Exercise objective: Pictures stay out of the copy; restate everything else in the material exactly.

Dataset excerpts:
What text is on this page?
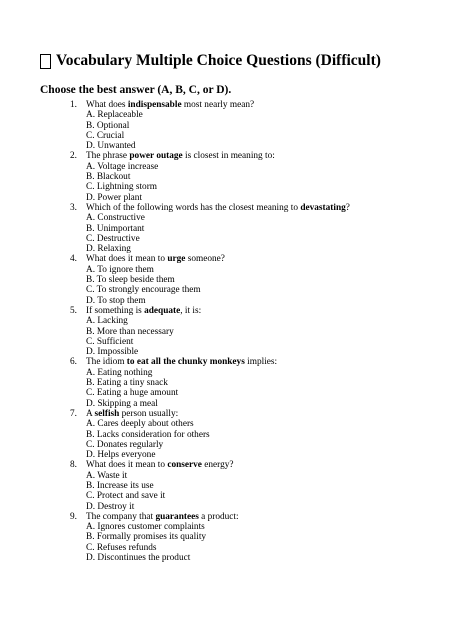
Vocabulary Multiple Choice Questions (Difficult)
Choose the best answer (A, B, C, or D).
1. What does indispensable most nearly mean?
A. Replaceable
B. Optional
C. Crucial
D. Unwanted
2. The phrase power outage is closest in meaning to:
A. Voltage increase
B. Blackout
C. Lightning storm
D. Power plant
3. Which of the following words has the closest meaning to devastating?
A. Constructive
B. Unimportant
C. Destructive
D. Relaxing
4. What does it mean to urge someone?
A. To ignore them
B. To sleep beside them
C. To strongly encourage them
D. To stop them
5. If something is adequate, it is:
A. Lacking
B. More than necessary
C. Sufficient
D. Impossible
6. The idiom to eat all the chunky monkeys implies:
A. Eating nothing
B. Eating a tiny snack
C. Eating a huge amount
D. Skipping a meal
7. A selfish person usually:
A. Cares deeply about others
B. Lacks consideration for others
C. Donates regularly
D. Helps everyone
8. What does it mean to conserve energy?
A. Waste it
B. Increase its use
C. Protect and save it
D. Destroy it
9. The company that guarantees a product:
A. Ignores customer complaints
B. Formally promises its quality
C. Refuses refunds
D. Discontinues the product
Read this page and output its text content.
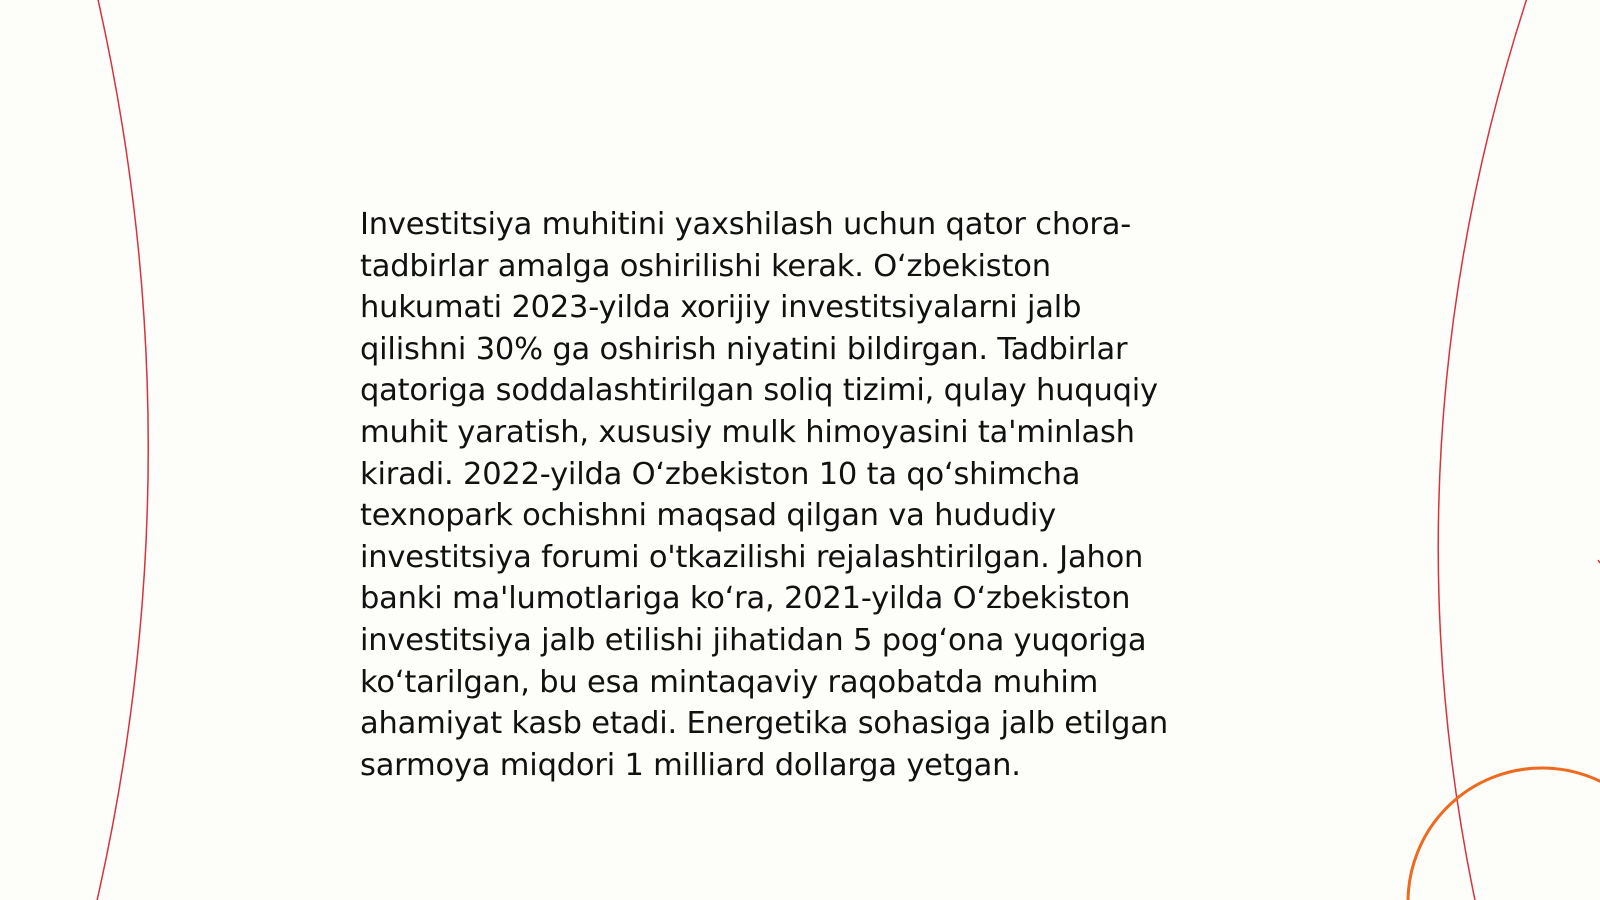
Investitsiya muhitini yaxshilash uchun qator chora-
tadbirlar amalga oshirilishi kerak. O‘zbekiston
hukumati 2023-yilda xorijiy investitsiyalarni jalb
qilishni 30% ga oshirish niyatini bildirgan. Tadbirlar
qatoriga soddalashtirilgan soliq tizimi, qulay huquqiy
muhit yaratish, xususiy mulk himoyasini ta'minlash
kiradi. 2022-yilda O‘zbekiston 10 ta qo‘shimcha
texnopark ochishni maqsad qilgan va hududiy
investitsiya forumi o'tkazilishi rejalashtirilgan. Jahon
banki ma'lumotlariga ko‘ra, 2021-yilda O‘zbekiston
investitsiya jalb etilishi jihatidan 5 pog‘ona yuqoriga
ko‘tarilgan, bu esa mintaqaviy raqobatda muhim
ahamiyat kasb etadi. Energetika sohasiga jalb etilgan
sarmoya miqdori 1 milliard dollarga yetgan.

Solution below:
What text is on this page?
Vocabulary Multiple Choice Questions (Difficult)
Choose the best answer (A, B, C, or D).
1. What does indispensable most nearly mean?
A. Replaceable
B. Optional
C. Crucial
D. Unwanted
2. The phrase power outage is closest in meaning to:
A. Voltage increase
B. Blackout
C. Lightning storm
D. Power plant
3. Which of the following words has the closest meaning to devastating?
A. Constructive
B. Unimportant
C. Destructive
D. Relaxing
4. What does it mean to urge someone?
A. To ignore them
B. To sleep beside them
C. To strongly encourage them
D. To stop them
5. If something is adequate, it is:
A. Lacking
B. More than necessary
C. Sufficient
D. Impossible
6. The idiom to eat all the chunky monkeys implies:
A. Eating nothing
B. Eating a tiny snack
C. Eating a huge amount
D. Skipping a meal
7. A selfish person usually:
A. Cares deeply about others
B. Lacks consideration for others
C. Donates regularly
D. Helps everyone
8. What does it mean to conserve energy?
A. Waste it
B. Increase its use
C. Protect and save it
D. Destroy it
9. The company that guarantees a product:
A. Ignores customer complaints
B. Formally promises its quality
C. Refuses refunds
D. Discontinues the product
Read this page and output its text content.
Investitsiya muhitini yaxshilash uchun qator chora-
tadbirlar amalga oshirilishi kerak. O‘zbekiston
hukumati 2023-yilda xorijiy investitsiyalarni jalb
qilishni 30% ga oshirish niyatini bildirgan. Tadbirlar
qatoriga soddalashtirilgan soliq tizimi, qulay huquqiy
muhit yaratish, xususiy mulk himoyasini ta'minlash
kiradi. 2022-yilda O‘zbekiston 10 ta qo‘shimcha
texnopark ochishni maqsad qilgan va hududiy
investitsiya forumi o'tkazilishi rejalashtirilgan. Jahon
banki ma'lumotlariga ko‘ra, 2021-yilda O‘zbekiston
investitsiya jalb etilishi jihatidan 5 pog‘ona yuqoriga
ko‘tarilgan, bu esa mintaqaviy raqobatda muhim
ahamiyat kasb etadi. Energetika sohasiga jalb etilgan
sarmoya miqdori 1 milliard dollarga yetgan.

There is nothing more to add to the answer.